TASK PROMPT. Each entry below should be returned exactly as is, with the pictures removed.

DATASET EXTRACT.
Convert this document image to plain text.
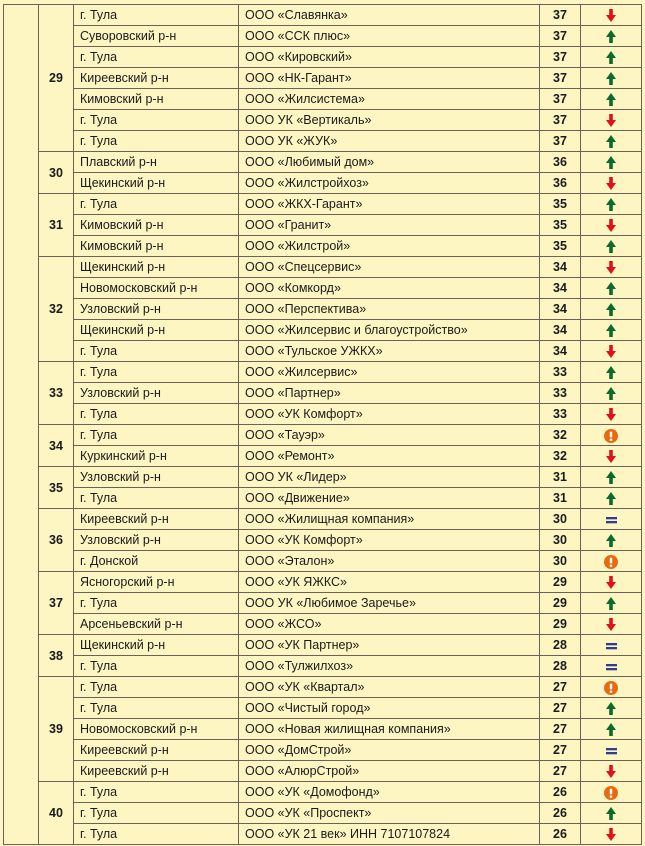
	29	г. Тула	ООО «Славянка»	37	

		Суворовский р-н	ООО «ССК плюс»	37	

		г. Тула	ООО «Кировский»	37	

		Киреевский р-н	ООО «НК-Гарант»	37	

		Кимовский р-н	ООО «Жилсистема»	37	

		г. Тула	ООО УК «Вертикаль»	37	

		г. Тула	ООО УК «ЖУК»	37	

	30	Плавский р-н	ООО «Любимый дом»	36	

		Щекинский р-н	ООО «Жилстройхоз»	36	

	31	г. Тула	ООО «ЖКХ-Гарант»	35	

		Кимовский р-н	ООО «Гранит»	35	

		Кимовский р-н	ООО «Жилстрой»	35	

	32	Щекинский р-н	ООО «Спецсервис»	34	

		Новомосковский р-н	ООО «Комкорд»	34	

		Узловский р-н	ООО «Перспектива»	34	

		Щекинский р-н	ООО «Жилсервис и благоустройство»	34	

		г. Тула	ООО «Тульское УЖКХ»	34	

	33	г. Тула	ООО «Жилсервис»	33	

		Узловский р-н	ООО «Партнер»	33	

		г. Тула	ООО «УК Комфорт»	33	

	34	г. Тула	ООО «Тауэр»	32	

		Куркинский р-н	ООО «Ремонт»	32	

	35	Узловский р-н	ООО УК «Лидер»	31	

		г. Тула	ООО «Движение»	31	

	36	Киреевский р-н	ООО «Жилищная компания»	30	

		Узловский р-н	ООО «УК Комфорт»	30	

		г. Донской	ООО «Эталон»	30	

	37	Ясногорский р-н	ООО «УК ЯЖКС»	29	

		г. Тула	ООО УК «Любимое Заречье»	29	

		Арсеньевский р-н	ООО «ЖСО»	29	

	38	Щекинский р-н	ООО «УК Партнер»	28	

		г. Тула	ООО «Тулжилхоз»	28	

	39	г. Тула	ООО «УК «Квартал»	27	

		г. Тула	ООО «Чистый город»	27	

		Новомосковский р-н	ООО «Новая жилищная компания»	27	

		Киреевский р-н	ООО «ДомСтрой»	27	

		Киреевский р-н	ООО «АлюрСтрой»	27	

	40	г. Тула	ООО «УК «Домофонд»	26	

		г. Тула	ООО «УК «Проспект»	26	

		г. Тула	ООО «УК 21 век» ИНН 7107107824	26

COMPLETED TASK.
Convert this document image to plain text.
	29	г. Тула	ООО «Славянка»	37	

		Суворовский р-н	ООО «ССК плюс»	37	

		г. Тула	ООО «Кировский»	37	

		Киреевский р-н	ООО «НК-Гарант»	37	

		Кимовский р-н	ООО «Жилсистема»	37	

		г. Тула	ООО УК «Вертикаль»	37	

		г. Тула	ООО УК «ЖУК»	37	

	30	Плавский р-н	ООО «Любимый дом»	36	

		Щекинский р-н	ООО «Жилстройхоз»	36	

	31	г. Тула	ООО «ЖКХ-Гарант»	35	

		Кимовский р-н	ООО «Гранит»	35	

		Кимовский р-н	ООО «Жилстрой»	35	

	32	Щекинский р-н	ООО «Спецсервис»	34	

		Новомосковский р-н	ООО «Комкорд»	34	

		Узловский р-н	ООО «Перспектива»	34	

		Щекинский р-н	ООО «Жилсервис и благоустройство»	34	

		г. Тула	ООО «Тульское УЖКХ»	34	

	33	г. Тула	ООО «Жилсервис»	33	

		Узловский р-н	ООО «Партнер»	33	

		г. Тула	ООО «УК Комфорт»	33	

	34	г. Тула	ООО «Тауэр»	32	

		Куркинский р-н	ООО «Ремонт»	32	

	35	Узловский р-н	ООО УК «Лидер»	31	

		г. Тула	ООО «Движение»	31	

	36	Киреевский р-н	ООО «Жилищная компания»	30	

		Узловский р-н	ООО «УК Комфорт»	30	

		г. Донской	ООО «Эталон»	30	

	37	Ясногорский р-н	ООО «УК ЯЖКС»	29	

		г. Тула	ООО УК «Любимое Заречье»	29	

		Арсеньевский р-н	ООО «ЖСО»	29	

	38	Щекинский р-н	ООО «УК Партнер»	28	

		г. Тула	ООО «Тулжилхоз»	28	

	39	г. Тула	ООО «УК «Квартал»	27	

		г. Тула	ООО «Чистый город»	27	

		Новомосковский р-н	ООО «Новая жилищная компания»	27	

		Киреевский р-н	ООО «ДомСтрой»	27	

		Киреевский р-н	ООО «АлюрСтрой»	27	

	40	г. Тула	ООО «УК «Домофонд»	26	

		г. Тула	ООО «УК «Проспект»	26	

		г. Тула	ООО «УК 21 век» ИНН 7107107824	26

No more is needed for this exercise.